Part of a data file
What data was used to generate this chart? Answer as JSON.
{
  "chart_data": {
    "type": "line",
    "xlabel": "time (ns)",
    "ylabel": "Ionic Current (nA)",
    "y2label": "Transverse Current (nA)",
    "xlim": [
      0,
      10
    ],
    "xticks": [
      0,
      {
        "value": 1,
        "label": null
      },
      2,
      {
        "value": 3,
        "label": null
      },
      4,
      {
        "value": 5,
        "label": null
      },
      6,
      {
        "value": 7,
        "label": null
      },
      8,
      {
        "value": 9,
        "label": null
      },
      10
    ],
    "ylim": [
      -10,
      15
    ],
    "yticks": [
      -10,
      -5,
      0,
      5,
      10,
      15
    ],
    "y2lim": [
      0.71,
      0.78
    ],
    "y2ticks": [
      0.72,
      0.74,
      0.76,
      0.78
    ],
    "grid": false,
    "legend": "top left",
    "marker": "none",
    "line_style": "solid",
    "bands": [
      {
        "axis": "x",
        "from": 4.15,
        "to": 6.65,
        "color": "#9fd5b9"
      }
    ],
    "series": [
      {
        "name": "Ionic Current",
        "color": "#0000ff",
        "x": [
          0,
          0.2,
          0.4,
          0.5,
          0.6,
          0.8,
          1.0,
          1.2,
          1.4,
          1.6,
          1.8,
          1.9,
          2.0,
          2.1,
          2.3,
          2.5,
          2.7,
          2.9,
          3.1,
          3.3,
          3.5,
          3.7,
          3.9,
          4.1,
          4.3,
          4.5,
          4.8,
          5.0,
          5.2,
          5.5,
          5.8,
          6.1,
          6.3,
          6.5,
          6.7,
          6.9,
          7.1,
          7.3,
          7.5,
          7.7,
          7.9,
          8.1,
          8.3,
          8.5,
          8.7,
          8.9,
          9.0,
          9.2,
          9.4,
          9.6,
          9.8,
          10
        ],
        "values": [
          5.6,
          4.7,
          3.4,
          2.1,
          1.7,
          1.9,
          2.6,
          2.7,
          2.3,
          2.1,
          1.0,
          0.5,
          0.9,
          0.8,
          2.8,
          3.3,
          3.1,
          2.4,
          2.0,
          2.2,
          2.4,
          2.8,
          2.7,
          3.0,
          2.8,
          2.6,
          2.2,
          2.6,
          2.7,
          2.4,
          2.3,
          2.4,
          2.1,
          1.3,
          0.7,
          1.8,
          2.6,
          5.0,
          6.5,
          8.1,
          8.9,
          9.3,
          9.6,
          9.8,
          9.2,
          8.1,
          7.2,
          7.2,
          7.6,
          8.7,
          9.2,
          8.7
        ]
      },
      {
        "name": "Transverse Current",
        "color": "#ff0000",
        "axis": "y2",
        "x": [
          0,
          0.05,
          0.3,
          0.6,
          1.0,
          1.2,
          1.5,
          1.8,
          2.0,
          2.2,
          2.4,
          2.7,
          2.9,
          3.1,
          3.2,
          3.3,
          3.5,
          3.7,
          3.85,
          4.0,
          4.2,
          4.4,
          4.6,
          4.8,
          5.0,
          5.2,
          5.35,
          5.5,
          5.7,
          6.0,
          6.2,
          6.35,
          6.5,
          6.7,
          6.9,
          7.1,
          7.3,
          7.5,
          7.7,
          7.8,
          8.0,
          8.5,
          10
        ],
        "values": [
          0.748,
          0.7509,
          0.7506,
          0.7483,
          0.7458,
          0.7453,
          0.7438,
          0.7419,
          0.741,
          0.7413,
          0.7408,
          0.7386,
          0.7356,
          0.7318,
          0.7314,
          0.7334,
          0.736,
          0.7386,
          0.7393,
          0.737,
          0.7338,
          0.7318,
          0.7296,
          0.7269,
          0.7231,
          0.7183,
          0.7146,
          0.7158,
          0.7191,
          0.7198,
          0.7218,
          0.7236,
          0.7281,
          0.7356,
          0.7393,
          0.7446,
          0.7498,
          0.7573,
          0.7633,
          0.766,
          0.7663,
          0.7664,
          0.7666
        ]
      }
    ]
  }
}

| Problem |
From the records above, extract every entry exactly as given.

| Right answer |
What data was used to generate this chart? Answer as JSON.
{
  "chart_data": {
    "type": "line",
    "xlabel": "time (ns)",
    "ylabel": "Ionic Current (nA)",
    "y2label": "Transverse Current (nA)",
    "xlim": [
      0,
      10
    ],
    "xticks": [
      0,
      {
        "value": 1,
        "label": null
      },
      2,
      {
        "value": 3,
        "label": null
      },
      4,
      {
        "value": 5,
        "label": null
      },
      6,
      {
        "value": 7,
        "label": null
      },
      8,
      {
        "value": 9,
        "label": null
      },
      10
    ],
    "ylim": [
      -10,
      15
    ],
    "yticks": [
      -10,
      -5,
      0,
      5,
      10,
      15
    ],
    "y2lim": [
      0.71,
      0.78
    ],
    "y2ticks": [
      0.72,
      0.74,
      0.76,
      0.78
    ],
    "grid": false,
    "legend": "top left",
    "marker": "none",
    "line_style": "solid",
    "bands": [
      {
        "axis": "x",
        "from": 4.15,
        "to": 6.65,
        "color": "#9fd5b9"
      }
    ],
    "series": [
      {
        "name": "Ionic Current",
        "color": "#0000ff",
        "x": [
          0,
          0.2,
          0.4,
          0.5,
          0.6,
          0.8,
          1.0,
          1.2,
          1.4,
          1.6,
          1.8,
          1.9,
          2.0,
          2.1,
          2.3,
          2.5,
          2.7,
          2.9,
          3.1,
          3.3,
          3.5,
          3.7,
          3.9,
          4.1,
          4.3,
          4.5,
          4.8,
          5.0,
          5.2,
          5.5,
          5.8,
          6.1,
          6.3,
          6.5,
          6.7,
          6.9,
          7.1,
          7.3,
          7.5,
          7.7,
          7.9,
          8.1,
          8.3,
          8.5,
          8.7,
          8.9,
          9.0,
          9.2,
          9.4,
          9.6,
          9.8,
          10
        ],
        "values": [
          5.6,
          4.7,
          3.4,
          2.1,
          1.7,
          1.9,
          2.6,
          2.7,
          2.3,
          2.1,
          1.0,
          0.5,
          0.9,
          0.8,
          2.8,
          3.3,
          3.1,
          2.4,
          2.0,
          2.2,
          2.4,
          2.8,
          2.7,
          3.0,
          2.8,
          2.6,
          2.2,
          2.6,
          2.7,
          2.4,
          2.3,
          2.4,
          2.1,
          1.3,
          0.7,
          1.8,
          2.6,
          5.0,
          6.5,
          8.1,
          8.9,
          9.3,
          9.6,
          9.8,
          9.2,
          8.1,
          7.2,
          7.2,
          7.6,
          8.7,
          9.2,
          8.7
        ]
      },
      {
        "name": "Transverse Current",
        "color": "#ff0000",
        "axis": "y2",
        "x": [
          0,
          0.05,
          0.3,
          0.6,
          1.0,
          1.2,
          1.5,
          1.8,
          2.0,
          2.2,
          2.4,
          2.7,
          2.9,
          3.1,
          3.2,
          3.3,
          3.5,
          3.7,
          3.85,
          4.0,
          4.2,
          4.4,
          4.6,
          4.8,
          5.0,
          5.2,
          5.35,
          5.5,
          5.7,
          6.0,
          6.2,
          6.35,
          6.5,
          6.7,
          6.9,
          7.1,
          7.3,
          7.5,
          7.7,
          7.8,
          8.0,
          8.5,
          10
        ],
        "values": [
          0.748,
          0.7509,
          0.7506,
          0.7483,
          0.7458,
          0.7453,
          0.7438,
          0.7419,
          0.741,
          0.7413,
          0.7408,
          0.7386,
          0.7356,
          0.7318,
          0.7314,
          0.7334,
          0.736,
          0.7386,
          0.7393,
          0.737,
          0.7338,
          0.7318,
          0.7296,
          0.7269,
          0.7231,
          0.7183,
          0.7146,
          0.7158,
          0.7191,
          0.7198,
          0.7218,
          0.7236,
          0.7281,
          0.7356,
          0.7393,
          0.7446,
          0.7498,
          0.7573,
          0.7633,
          0.766,
          0.7663,
          0.7664,
          0.7666
        ]
      }
    ]
  }
}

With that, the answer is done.